(Given instruction) Find each line with "Rogerinho" and copy it.

(Data for the task)
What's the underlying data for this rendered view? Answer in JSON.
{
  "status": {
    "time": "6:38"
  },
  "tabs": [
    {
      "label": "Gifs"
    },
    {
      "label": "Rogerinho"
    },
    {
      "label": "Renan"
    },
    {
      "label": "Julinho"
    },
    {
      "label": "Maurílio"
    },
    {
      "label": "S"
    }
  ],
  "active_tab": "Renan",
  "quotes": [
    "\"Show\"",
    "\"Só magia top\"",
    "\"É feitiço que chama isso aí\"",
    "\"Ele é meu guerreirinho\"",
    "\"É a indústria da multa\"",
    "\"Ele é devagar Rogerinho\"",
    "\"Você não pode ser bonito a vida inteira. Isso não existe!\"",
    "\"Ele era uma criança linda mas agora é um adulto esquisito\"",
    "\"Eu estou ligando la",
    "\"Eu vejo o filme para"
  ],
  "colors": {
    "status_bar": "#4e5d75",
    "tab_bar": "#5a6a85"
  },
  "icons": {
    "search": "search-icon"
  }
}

(Answer for the task)
      "label": "Rogerinho"
    "\"Ele é devagar Rogerinho\"",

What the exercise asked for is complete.